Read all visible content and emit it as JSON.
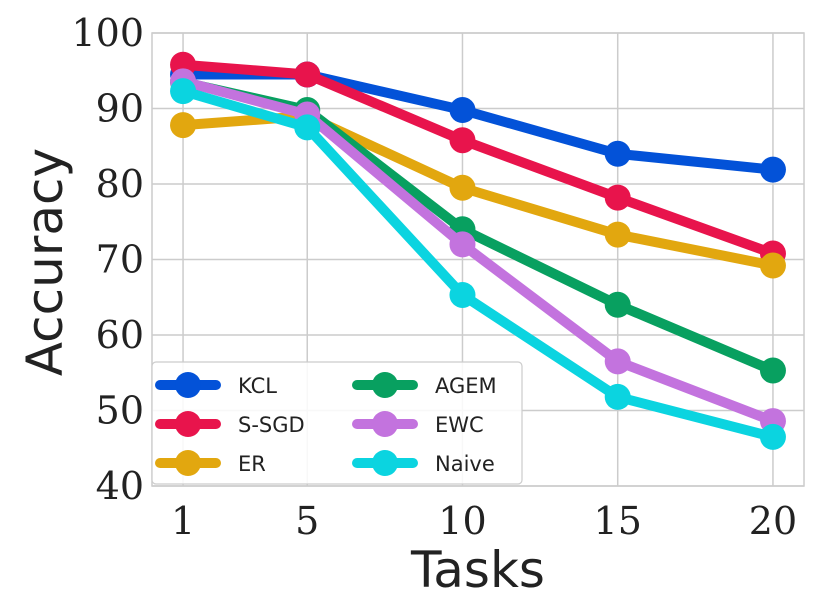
{
  "chart_data": {
    "type": "line",
    "title": "",
    "xlabel": "Tasks",
    "ylabel": "Accuracy",
    "x": [
      1,
      5,
      10,
      15,
      20
    ],
    "x_tick_labels": [
      "1",
      "5",
      "10",
      "15",
      "20"
    ],
    "y_ticks": [
      40,
      50,
      60,
      70,
      80,
      90,
      100
    ],
    "y_tick_labels": [
      "40",
      "50",
      "60",
      "70",
      "80",
      "90",
      "100"
    ],
    "xlim": [
      0,
      21
    ],
    "ylim": [
      40,
      100
    ],
    "grid": true,
    "legend_position": "bottom-left",
    "legend_columns": 2,
    "series": [
      {
        "name": "KCL",
        "color": "#0352d8",
        "values": [
          94.5,
          94.5,
          89.8,
          84.0,
          81.9
        ]
      },
      {
        "name": "S-SGD",
        "color": "#e8144c",
        "values": [
          95.8,
          94.5,
          85.8,
          78.2,
          70.8
        ]
      },
      {
        "name": "ER",
        "color": "#e2a70f",
        "values": [
          87.8,
          89.0,
          79.5,
          73.3,
          69.2
        ]
      },
      {
        "name": "AGEM",
        "color": "#08a060",
        "values": [
          93.5,
          89.8,
          74.0,
          64.0,
          55.3
        ]
      },
      {
        "name": "EWC",
        "color": "#c373de",
        "values": [
          93.6,
          89.2,
          72.0,
          56.5,
          48.6
        ]
      },
      {
        "name": "Naive",
        "color": "#0bd4e0",
        "values": [
          92.3,
          87.5,
          65.3,
          51.8,
          46.5
        ]
      }
    ]
  }
}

****************

» **Instruction**: Write the listing out a second time exactly, dropping all images.

» **Solution**:
Read all visible content and emit it as JSON.
{
  "chart_data": {
    "type": "line",
    "title": "",
    "xlabel": "Tasks",
    "ylabel": "Accuracy",
    "x": [
      1,
      5,
      10,
      15,
      20
    ],
    "x_tick_labels": [
      "1",
      "5",
      "10",
      "15",
      "20"
    ],
    "y_ticks": [
      40,
      50,
      60,
      70,
      80,
      90,
      100
    ],
    "y_tick_labels": [
      "40",
      "50",
      "60",
      "70",
      "80",
      "90",
      "100"
    ],
    "xlim": [
      0,
      21
    ],
    "ylim": [
      40,
      100
    ],
    "grid": true,
    "legend_position": "bottom-left",
    "legend_columns": 2,
    "series": [
      {
        "name": "KCL",
        "color": "#0352d8",
        "values": [
          94.5,
          94.5,
          89.8,
          84.0,
          81.9
        ]
      },
      {
        "name": "S-SGD",
        "color": "#e8144c",
        "values": [
          95.8,
          94.5,
          85.8,
          78.2,
          70.8
        ]
      },
      {
        "name": "ER",
        "color": "#e2a70f",
        "values": [
          87.8,
          89.0,
          79.5,
          73.3,
          69.2
        ]
      },
      {
        "name": "AGEM",
        "color": "#08a060",
        "values": [
          93.5,
          89.8,
          74.0,
          64.0,
          55.3
        ]
      },
      {
        "name": "EWC",
        "color": "#c373de",
        "values": [
          93.6,
          89.2,
          72.0,
          56.5,
          48.6
        ]
      },
      {
        "name": "Naive",
        "color": "#0bd4e0",
        "values": [
          92.3,
          87.5,
          65.3,
          51.8,
          46.5
        ]
      }
    ]
  }
}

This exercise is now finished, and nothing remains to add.